■ What to do
Search the listing below for the word "demineralization" and copy each line that holds it.

■ Given records
◇ ◇ ◇

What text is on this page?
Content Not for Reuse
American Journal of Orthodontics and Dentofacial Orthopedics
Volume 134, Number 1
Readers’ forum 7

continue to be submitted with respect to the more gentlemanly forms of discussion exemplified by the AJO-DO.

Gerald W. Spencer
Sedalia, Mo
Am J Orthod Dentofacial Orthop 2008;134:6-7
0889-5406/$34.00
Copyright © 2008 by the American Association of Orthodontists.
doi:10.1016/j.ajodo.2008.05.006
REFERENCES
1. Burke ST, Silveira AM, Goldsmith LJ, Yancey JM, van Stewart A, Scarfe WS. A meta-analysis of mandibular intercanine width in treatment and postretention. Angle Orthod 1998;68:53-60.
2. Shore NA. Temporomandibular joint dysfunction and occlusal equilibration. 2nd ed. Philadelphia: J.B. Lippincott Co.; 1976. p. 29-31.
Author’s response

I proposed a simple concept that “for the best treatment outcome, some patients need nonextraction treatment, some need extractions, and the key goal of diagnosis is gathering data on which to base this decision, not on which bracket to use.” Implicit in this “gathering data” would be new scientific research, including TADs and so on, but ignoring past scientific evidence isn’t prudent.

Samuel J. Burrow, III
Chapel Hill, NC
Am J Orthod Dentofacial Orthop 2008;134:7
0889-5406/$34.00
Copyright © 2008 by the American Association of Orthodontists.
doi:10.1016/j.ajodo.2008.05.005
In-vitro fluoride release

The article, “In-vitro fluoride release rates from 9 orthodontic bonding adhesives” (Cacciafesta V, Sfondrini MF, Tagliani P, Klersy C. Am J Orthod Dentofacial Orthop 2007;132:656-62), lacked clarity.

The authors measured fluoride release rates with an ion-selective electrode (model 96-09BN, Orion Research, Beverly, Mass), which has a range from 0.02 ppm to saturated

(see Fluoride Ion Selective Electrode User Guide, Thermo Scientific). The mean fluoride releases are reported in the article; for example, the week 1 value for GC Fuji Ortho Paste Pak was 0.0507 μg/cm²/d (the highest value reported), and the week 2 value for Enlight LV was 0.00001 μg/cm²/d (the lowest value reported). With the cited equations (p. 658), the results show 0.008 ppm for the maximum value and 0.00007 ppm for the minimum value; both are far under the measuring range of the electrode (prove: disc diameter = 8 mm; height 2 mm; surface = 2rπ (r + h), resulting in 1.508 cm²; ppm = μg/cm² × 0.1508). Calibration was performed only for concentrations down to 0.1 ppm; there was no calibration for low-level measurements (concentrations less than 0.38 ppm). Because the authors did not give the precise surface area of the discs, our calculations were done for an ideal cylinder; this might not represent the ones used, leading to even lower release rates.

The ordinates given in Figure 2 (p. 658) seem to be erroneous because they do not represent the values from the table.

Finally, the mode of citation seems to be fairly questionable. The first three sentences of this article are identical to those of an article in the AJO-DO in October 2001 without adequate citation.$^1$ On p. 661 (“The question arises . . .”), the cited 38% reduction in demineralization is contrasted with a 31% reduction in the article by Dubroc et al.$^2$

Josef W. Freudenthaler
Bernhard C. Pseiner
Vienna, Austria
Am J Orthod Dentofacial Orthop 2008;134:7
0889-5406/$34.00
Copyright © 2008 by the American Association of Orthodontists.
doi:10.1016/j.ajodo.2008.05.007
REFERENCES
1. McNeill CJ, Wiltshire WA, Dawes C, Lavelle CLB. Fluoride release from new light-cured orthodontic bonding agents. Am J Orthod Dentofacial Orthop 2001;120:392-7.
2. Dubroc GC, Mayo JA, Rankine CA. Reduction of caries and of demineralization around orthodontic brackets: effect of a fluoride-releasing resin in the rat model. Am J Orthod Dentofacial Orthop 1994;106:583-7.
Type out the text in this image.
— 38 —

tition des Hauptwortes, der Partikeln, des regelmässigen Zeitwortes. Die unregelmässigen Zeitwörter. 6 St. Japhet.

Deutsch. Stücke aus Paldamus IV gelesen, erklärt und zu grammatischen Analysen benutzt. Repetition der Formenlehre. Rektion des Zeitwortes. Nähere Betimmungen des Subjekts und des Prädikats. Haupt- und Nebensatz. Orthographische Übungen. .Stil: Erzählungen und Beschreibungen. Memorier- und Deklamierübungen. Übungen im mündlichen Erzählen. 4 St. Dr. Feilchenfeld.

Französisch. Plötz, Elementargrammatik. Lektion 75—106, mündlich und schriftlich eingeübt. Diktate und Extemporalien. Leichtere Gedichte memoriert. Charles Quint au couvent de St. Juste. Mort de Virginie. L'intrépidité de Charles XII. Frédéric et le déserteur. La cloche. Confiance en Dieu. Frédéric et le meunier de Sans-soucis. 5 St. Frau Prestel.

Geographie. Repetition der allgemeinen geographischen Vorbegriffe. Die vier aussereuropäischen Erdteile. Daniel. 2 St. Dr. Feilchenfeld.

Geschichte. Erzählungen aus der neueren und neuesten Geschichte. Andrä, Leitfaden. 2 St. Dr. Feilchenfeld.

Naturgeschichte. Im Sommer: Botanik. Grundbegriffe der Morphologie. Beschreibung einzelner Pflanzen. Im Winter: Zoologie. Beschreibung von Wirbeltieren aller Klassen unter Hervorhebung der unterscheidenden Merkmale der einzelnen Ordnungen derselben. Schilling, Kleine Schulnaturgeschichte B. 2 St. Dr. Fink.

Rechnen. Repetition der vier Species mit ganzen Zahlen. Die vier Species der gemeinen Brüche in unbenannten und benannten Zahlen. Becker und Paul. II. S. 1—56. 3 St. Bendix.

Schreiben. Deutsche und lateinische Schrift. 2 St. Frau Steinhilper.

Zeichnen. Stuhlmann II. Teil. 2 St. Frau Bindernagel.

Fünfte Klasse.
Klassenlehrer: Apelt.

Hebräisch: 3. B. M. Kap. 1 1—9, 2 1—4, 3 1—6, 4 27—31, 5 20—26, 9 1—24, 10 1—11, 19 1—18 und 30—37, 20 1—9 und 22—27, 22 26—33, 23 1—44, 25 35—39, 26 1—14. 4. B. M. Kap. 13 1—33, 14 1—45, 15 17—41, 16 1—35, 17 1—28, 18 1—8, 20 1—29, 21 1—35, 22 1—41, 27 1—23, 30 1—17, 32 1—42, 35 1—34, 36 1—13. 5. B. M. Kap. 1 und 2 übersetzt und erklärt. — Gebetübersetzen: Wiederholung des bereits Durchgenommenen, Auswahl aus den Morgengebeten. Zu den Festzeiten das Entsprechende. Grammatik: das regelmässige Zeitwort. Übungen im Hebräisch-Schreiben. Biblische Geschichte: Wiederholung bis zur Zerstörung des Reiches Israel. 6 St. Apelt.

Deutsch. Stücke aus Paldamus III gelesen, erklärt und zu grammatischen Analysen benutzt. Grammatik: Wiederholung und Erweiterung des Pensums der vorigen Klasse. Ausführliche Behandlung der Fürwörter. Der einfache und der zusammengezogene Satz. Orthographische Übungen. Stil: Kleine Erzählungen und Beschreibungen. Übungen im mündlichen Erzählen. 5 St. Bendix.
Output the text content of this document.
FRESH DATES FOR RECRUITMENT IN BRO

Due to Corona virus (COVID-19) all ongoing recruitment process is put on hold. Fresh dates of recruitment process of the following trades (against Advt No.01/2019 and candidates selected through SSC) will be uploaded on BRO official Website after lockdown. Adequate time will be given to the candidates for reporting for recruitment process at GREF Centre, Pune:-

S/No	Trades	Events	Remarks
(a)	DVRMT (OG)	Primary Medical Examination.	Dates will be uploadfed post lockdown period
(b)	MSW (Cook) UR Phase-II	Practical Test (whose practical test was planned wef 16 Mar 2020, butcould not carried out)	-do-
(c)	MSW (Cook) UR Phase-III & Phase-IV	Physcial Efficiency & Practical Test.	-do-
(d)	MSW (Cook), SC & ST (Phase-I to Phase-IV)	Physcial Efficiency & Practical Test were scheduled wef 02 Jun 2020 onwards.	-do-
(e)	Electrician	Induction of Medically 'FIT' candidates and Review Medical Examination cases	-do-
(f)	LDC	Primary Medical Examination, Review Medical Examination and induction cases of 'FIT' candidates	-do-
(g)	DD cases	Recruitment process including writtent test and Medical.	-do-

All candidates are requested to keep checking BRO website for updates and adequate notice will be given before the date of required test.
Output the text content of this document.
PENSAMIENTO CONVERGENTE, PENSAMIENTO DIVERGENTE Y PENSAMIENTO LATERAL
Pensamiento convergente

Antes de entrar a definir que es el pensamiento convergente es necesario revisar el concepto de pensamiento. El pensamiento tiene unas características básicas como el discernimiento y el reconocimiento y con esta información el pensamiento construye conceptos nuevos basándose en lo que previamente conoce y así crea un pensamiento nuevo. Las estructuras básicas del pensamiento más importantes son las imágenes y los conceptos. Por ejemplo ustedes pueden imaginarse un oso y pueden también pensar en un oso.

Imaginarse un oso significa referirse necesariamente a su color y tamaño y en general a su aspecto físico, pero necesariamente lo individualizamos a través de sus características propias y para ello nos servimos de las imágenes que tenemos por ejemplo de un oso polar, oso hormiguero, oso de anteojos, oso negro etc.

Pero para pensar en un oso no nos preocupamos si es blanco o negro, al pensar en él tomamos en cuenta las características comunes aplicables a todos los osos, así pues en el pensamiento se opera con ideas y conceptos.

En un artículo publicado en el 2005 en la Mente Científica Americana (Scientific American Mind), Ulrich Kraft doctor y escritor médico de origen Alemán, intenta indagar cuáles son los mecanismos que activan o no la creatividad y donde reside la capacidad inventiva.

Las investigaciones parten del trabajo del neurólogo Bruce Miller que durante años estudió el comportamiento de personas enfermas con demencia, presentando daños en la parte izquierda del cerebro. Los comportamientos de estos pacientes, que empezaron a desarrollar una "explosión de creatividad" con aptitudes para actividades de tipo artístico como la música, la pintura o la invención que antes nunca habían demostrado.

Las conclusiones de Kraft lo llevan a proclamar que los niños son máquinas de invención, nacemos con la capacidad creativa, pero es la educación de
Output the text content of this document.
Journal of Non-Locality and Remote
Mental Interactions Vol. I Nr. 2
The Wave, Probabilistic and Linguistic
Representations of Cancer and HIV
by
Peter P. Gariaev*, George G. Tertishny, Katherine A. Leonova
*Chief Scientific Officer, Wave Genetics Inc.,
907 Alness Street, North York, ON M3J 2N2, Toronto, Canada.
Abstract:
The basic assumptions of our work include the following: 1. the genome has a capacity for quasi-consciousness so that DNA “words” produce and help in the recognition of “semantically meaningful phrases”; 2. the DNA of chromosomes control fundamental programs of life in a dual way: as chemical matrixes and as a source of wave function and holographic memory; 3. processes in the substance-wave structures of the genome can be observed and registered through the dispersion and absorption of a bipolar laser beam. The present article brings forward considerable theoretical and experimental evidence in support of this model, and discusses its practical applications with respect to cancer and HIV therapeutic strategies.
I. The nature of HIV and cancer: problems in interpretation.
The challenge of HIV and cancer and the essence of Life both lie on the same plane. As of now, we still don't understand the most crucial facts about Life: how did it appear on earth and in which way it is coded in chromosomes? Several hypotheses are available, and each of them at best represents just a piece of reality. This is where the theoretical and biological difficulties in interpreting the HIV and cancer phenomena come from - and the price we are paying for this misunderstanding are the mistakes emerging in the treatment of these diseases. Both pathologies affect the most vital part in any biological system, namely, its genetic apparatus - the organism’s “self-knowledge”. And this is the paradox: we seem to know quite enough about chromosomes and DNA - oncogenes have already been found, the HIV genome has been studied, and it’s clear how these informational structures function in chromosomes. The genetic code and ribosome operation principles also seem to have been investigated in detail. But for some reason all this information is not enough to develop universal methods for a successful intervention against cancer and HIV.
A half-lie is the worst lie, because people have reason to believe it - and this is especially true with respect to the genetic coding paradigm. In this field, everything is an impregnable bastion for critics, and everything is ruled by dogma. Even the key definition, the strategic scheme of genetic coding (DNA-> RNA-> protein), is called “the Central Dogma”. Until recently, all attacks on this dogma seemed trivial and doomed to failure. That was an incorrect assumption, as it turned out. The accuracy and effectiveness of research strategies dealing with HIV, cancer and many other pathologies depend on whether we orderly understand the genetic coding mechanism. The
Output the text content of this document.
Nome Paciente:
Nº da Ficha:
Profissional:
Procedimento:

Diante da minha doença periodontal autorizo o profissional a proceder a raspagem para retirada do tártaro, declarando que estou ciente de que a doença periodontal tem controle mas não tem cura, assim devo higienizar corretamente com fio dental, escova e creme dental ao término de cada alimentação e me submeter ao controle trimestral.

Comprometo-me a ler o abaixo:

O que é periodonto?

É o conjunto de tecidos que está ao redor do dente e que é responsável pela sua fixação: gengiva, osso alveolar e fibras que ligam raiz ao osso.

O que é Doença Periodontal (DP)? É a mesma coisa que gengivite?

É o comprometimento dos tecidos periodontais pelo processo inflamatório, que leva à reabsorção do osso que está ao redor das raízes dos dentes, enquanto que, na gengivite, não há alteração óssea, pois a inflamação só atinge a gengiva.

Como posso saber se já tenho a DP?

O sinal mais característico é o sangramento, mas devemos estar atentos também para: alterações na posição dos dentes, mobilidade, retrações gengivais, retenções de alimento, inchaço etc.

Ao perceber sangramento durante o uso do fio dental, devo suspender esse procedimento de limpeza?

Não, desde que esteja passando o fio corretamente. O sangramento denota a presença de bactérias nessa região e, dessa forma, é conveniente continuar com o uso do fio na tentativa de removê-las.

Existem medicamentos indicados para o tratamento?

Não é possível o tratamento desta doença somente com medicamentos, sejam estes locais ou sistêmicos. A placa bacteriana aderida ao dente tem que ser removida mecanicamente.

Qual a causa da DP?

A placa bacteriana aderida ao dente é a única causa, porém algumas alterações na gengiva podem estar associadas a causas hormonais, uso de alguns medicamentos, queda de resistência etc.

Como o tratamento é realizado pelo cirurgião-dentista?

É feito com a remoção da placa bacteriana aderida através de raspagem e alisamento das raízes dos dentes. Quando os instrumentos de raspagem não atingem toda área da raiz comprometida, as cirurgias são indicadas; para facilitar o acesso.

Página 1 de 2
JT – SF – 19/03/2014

◇ ◇ ◇

■ Written answer
Finally, the mode of citation seems to be fairly questionable. The first three sentences of this article are identical to those of an article in the AJO-DO in October 2001 without adequate citation.$^1$ On p. 661 (“The question arises . . .”), the cited 38% reduction in demineralization is contrasted with a 31% reduction in the article by Dubroc et al.$^2$
2. Dubroc GC, Mayo JA, Rankine CA. Reduction of caries and of demineralization around orthodontic brackets: effect of a fluoride-releasing resin in the rat model. Am J Orthod Dentofacial Orthop 1994;106:583-7.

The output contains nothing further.